▶ [YOUR OBJECTIVE]:
Using the listing below, report all lines holding the word "name".

▶ [SUPPLIED RECORDS]:
►

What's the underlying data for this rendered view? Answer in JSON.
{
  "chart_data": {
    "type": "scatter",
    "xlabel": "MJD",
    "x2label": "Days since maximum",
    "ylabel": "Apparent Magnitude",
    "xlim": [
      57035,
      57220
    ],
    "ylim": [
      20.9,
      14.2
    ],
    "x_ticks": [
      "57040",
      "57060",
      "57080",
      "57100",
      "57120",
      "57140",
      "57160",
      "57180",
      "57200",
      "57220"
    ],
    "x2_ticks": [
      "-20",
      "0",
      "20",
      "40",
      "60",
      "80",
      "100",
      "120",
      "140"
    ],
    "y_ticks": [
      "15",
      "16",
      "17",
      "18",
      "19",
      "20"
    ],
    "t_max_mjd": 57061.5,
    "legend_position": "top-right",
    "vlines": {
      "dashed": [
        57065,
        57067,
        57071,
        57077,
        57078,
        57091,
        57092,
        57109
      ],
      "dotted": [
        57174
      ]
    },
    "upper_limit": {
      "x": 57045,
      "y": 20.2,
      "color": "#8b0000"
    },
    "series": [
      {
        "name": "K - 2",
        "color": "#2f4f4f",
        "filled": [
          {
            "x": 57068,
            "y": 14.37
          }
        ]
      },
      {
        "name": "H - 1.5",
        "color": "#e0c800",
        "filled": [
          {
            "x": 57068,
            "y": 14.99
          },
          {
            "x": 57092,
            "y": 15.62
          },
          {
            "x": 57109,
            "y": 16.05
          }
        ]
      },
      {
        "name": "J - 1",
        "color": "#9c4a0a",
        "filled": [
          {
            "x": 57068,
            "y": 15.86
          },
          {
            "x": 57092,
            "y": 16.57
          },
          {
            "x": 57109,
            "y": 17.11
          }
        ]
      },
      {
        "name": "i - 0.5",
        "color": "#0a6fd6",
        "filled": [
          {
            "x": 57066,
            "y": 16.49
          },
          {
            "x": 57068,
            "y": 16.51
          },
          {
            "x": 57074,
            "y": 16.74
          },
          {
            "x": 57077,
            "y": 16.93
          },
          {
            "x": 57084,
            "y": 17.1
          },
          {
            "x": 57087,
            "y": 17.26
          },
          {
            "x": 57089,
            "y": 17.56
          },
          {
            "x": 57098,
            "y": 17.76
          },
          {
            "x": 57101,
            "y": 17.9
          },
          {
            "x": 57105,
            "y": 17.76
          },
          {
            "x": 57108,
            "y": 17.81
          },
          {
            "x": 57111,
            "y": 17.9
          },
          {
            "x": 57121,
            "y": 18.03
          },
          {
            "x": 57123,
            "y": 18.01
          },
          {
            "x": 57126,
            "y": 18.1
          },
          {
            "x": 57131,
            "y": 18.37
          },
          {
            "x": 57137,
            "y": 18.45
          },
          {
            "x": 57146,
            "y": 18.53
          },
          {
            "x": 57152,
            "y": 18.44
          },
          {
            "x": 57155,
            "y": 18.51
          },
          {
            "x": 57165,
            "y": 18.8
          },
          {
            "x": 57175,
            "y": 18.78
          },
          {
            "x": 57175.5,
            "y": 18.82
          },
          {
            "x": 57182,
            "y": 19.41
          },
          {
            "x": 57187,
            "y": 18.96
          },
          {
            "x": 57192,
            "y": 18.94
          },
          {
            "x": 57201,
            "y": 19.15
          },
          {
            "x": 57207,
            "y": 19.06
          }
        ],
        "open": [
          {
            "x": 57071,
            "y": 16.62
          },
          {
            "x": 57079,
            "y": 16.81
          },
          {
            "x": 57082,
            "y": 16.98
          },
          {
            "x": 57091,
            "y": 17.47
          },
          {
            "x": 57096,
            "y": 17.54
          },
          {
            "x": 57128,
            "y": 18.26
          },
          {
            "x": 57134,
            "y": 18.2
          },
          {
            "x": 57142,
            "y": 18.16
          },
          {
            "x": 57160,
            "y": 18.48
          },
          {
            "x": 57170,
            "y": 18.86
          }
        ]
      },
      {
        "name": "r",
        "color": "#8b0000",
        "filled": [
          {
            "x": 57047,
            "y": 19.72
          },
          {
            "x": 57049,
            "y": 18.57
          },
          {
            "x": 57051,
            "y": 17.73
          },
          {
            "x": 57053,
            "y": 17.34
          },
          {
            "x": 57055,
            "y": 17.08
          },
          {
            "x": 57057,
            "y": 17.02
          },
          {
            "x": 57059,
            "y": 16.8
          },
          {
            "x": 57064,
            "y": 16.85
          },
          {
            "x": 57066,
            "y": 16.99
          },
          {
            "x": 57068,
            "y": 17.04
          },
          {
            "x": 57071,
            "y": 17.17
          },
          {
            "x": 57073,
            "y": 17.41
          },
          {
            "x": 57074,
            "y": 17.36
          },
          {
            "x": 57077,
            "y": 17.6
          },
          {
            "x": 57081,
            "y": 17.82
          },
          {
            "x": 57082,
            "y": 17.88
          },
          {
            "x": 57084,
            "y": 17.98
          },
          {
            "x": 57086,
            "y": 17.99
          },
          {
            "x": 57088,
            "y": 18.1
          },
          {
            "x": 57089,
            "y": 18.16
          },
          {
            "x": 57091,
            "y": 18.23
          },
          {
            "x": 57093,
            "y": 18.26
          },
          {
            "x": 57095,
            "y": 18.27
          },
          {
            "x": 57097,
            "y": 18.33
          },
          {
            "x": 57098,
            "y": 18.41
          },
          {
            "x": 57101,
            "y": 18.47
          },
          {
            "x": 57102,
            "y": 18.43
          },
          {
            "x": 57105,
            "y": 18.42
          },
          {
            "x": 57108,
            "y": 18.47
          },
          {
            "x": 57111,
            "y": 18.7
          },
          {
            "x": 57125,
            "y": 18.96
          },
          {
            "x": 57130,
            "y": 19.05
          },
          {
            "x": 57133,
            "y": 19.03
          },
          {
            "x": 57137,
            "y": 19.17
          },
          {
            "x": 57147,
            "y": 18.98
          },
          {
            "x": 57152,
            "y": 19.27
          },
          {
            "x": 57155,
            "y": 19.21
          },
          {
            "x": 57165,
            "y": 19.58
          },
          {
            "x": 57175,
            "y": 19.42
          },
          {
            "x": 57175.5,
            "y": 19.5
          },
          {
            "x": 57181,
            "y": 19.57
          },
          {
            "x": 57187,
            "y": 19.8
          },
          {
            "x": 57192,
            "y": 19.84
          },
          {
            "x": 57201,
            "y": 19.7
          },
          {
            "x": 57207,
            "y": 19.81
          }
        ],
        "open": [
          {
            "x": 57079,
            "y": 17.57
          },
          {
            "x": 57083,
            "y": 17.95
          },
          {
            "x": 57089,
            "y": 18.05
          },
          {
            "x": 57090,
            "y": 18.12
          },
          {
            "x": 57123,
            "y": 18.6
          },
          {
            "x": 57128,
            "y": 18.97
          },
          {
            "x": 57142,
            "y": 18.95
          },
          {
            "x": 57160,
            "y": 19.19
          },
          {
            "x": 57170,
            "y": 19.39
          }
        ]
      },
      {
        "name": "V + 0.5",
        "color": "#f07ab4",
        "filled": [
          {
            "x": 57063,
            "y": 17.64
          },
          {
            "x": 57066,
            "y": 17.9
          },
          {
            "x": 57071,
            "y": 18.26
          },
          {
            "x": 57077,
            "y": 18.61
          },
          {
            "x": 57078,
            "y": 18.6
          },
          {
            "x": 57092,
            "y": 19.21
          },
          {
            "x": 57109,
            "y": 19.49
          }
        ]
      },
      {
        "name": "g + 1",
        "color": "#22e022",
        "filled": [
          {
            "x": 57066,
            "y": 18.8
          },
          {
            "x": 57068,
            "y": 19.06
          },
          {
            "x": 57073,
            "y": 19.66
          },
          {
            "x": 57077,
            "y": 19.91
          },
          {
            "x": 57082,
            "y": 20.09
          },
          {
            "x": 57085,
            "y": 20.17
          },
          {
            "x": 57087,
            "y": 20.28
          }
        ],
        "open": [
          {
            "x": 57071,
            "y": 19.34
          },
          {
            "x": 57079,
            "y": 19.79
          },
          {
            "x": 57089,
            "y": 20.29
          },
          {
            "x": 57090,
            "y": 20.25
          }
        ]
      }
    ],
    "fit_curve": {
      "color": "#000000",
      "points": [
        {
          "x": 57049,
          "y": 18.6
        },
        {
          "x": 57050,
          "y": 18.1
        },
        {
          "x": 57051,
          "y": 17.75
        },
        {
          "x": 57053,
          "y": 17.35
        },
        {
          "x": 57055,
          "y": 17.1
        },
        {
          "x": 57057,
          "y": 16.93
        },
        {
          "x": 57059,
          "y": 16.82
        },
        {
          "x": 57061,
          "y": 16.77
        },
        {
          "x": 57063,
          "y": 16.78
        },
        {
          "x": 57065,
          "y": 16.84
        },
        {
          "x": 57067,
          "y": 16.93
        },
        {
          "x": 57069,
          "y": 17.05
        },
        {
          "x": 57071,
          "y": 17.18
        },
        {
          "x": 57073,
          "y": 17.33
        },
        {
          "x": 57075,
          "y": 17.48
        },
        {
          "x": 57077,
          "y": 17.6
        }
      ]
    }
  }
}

◄

▶ [IN RESPONSE]:
        "name": "K - 2",
        "name": "H - 1.5",
        "name": "J - 1",
        "name": "i - 0.5",
        "name": "r",
        "name": "V + 0.5",
        "name": "g + 1",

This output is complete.